═════ Data records
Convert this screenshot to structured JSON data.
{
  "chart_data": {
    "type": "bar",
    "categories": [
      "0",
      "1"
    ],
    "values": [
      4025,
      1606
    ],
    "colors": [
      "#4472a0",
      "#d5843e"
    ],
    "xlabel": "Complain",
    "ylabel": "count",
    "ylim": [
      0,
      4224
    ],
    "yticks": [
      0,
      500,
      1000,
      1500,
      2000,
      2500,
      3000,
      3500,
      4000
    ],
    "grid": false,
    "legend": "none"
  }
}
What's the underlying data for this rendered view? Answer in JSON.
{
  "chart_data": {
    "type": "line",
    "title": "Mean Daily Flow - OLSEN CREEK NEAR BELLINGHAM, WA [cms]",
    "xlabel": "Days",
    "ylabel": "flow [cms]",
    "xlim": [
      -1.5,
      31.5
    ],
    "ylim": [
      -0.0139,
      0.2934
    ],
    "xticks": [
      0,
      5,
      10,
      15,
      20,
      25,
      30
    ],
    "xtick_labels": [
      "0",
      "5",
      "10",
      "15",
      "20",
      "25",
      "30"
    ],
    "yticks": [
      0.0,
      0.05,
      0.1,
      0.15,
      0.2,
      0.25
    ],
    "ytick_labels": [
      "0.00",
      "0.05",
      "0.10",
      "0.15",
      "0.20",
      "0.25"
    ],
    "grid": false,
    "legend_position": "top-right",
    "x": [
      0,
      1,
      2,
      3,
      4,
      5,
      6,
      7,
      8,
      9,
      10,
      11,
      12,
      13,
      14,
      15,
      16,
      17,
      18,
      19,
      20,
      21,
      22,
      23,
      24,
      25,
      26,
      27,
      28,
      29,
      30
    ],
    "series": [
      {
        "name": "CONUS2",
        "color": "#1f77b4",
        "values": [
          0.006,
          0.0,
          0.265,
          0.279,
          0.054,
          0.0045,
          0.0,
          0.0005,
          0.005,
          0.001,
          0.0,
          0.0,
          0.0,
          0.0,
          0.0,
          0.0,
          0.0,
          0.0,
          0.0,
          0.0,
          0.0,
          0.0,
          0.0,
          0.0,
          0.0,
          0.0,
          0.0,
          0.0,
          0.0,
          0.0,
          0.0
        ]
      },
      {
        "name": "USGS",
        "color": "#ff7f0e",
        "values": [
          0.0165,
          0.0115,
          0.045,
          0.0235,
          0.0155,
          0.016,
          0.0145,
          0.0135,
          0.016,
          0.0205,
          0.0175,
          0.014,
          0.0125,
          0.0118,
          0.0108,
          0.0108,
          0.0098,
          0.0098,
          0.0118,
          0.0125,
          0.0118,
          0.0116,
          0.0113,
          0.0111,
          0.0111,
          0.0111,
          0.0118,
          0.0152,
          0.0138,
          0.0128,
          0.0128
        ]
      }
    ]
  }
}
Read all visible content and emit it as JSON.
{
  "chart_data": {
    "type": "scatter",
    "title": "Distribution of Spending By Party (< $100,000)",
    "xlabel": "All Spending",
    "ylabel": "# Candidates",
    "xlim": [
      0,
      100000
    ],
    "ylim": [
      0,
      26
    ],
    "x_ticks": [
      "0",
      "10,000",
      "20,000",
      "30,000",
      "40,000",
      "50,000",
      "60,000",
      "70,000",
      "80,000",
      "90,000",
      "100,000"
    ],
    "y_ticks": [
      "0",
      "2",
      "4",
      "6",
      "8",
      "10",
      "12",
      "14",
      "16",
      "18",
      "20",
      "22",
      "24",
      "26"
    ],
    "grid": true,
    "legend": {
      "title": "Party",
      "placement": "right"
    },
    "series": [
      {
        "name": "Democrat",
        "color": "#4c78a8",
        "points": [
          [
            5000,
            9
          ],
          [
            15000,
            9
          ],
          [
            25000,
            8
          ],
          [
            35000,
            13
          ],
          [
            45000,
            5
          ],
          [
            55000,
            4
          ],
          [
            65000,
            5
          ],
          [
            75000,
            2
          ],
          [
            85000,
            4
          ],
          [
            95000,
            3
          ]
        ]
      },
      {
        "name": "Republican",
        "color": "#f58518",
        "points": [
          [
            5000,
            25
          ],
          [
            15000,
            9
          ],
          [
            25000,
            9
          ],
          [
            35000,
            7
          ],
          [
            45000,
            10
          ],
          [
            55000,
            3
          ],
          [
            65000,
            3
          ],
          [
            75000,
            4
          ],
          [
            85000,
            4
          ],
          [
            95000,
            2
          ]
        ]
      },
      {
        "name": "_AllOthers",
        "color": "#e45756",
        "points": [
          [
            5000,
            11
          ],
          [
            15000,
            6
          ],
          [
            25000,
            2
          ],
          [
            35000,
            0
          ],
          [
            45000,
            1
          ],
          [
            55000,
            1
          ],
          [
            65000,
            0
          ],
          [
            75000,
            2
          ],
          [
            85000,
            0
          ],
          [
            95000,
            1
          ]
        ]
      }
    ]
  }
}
══════════
Copy every record exactly, with nothing added or dropped.

Convert this screenshot to structured JSON data.
{
  "chart_data": {
    "type": "bar",
    "categories": [
      "0",
      "1"
    ],
    "values": [
      4025,
      1606
    ],
    "colors": [
      "#4472a0",
      "#d5843e"
    ],
    "xlabel": "Complain",
    "ylabel": "count",
    "ylim": [
      0,
      4224
    ],
    "yticks": [
      0,
      500,
      1000,
      1500,
      2000,
      2500,
      3000,
      3500,
      4000
    ],
    "grid": false,
    "legend": "none"
  }
}
What's the underlying data for this rendered view? Answer in JSON.
{
  "chart_data": {
    "type": "line",
    "title": "Mean Daily Flow - OLSEN CREEK NEAR BELLINGHAM, WA [cms]",
    "xlabel": "Days",
    "ylabel": "flow [cms]",
    "xlim": [
      -1.5,
      31.5
    ],
    "ylim": [
      -0.0139,
      0.2934
    ],
    "xticks": [
      0,
      5,
      10,
      15,
      20,
      25,
      30
    ],
    "xtick_labels": [
      "0",
      "5",
      "10",
      "15",
      "20",
      "25",
      "30"
    ],
    "yticks": [
      0.0,
      0.05,
      0.1,
      0.15,
      0.2,
      0.25
    ],
    "ytick_labels": [
      "0.00",
      "0.05",
      "0.10",
      "0.15",
      "0.20",
      "0.25"
    ],
    "grid": false,
    "legend_position": "top-right",
    "x": [
      0,
      1,
      2,
      3,
      4,
      5,
      6,
      7,
      8,
      9,
      10,
      11,
      12,
      13,
      14,
      15,
      16,
      17,
      18,
      19,
      20,
      21,
      22,
      23,
      24,
      25,
      26,
      27,
      28,
      29,
      30
    ],
    "series": [
      {
        "name": "CONUS2",
        "color": "#1f77b4",
        "values": [
          0.006,
          0.0,
          0.265,
          0.279,
          0.054,
          0.0045,
          0.0,
          0.0005,
          0.005,
          0.001,
          0.0,
          0.0,
          0.0,
          0.0,
          0.0,
          0.0,
          0.0,
          0.0,
          0.0,
          0.0,
          0.0,
          0.0,
          0.0,
          0.0,
          0.0,
          0.0,
          0.0,
          0.0,
          0.0,
          0.0,
          0.0
        ]
      },
      {
        "name": "USGS",
        "color": "#ff7f0e",
        "values": [
          0.0165,
          0.0115,
          0.045,
          0.0235,
          0.0155,
          0.016,
          0.0145,
          0.0135,
          0.016,
          0.0205,
          0.0175,
          0.014,
          0.0125,
          0.0118,
          0.0108,
          0.0108,
          0.0098,
          0.0098,
          0.0118,
          0.0125,
          0.0118,
          0.0116,
          0.0113,
          0.0111,
          0.0111,
          0.0111,
          0.0118,
          0.0152,
          0.0138,
          0.0128,
          0.0128
        ]
      }
    ]
  }
}
Read all visible content and emit it as JSON.
{
  "chart_data": {
    "type": "scatter",
    "title": "Distribution of Spending By Party (< $100,000)",
    "xlabel": "All Spending",
    "ylabel": "# Candidates",
    "xlim": [
      0,
      100000
    ],
    "ylim": [
      0,
      26
    ],
    "x_ticks": [
      "0",
      "10,000",
      "20,000",
      "30,000",
      "40,000",
      "50,000",
      "60,000",
      "70,000",
      "80,000",
      "90,000",
      "100,000"
    ],
    "y_ticks": [
      "0",
      "2",
      "4",
      "6",
      "8",
      "10",
      "12",
      "14",
      "16",
      "18",
      "20",
      "22",
      "24",
      "26"
    ],
    "grid": true,
    "legend": {
      "title": "Party",
      "placement": "right"
    },
    "series": [
      {
        "name": "Democrat",
        "color": "#4c78a8",
        "points": [
          [
            5000,
            9
          ],
          [
            15000,
            9
          ],
          [
            25000,
            8
          ],
          [
            35000,
            13
          ],
          [
            45000,
            5
          ],
          [
            55000,
            4
          ],
          [
            65000,
            5
          ],
          [
            75000,
            2
          ],
          [
            85000,
            4
          ],
          [
            95000,
            3
          ]
        ]
      },
      {
        "name": "Republican",
        "color": "#f58518",
        "points": [
          [
            5000,
            25
          ],
          [
            15000,
            9
          ],
          [
            25000,
            9
          ],
          [
            35000,
            7
          ],
          [
            45000,
            10
          ],
          [
            55000,
            3
          ],
          [
            65000,
            3
          ],
          [
            75000,
            4
          ],
          [
            85000,
            4
          ],
          [
            95000,
            2
          ]
        ]
      },
      {
        "name": "_AllOthers",
        "color": "#e45756",
        "points": [
          [
            5000,
            11
          ],
          [
            15000,
            6
          ],
          [
            25000,
            2
          ],
          [
            35000,
            0
          ],
          [
            45000,
            1
          ],
          [
            55000,
            1
          ],
          [
            65000,
            0
          ],
          [
            75000,
            2
          ],
          [
            85000,
            0
          ],
          [
            95000,
            1
          ]
        ]
      }
    ]
  }
}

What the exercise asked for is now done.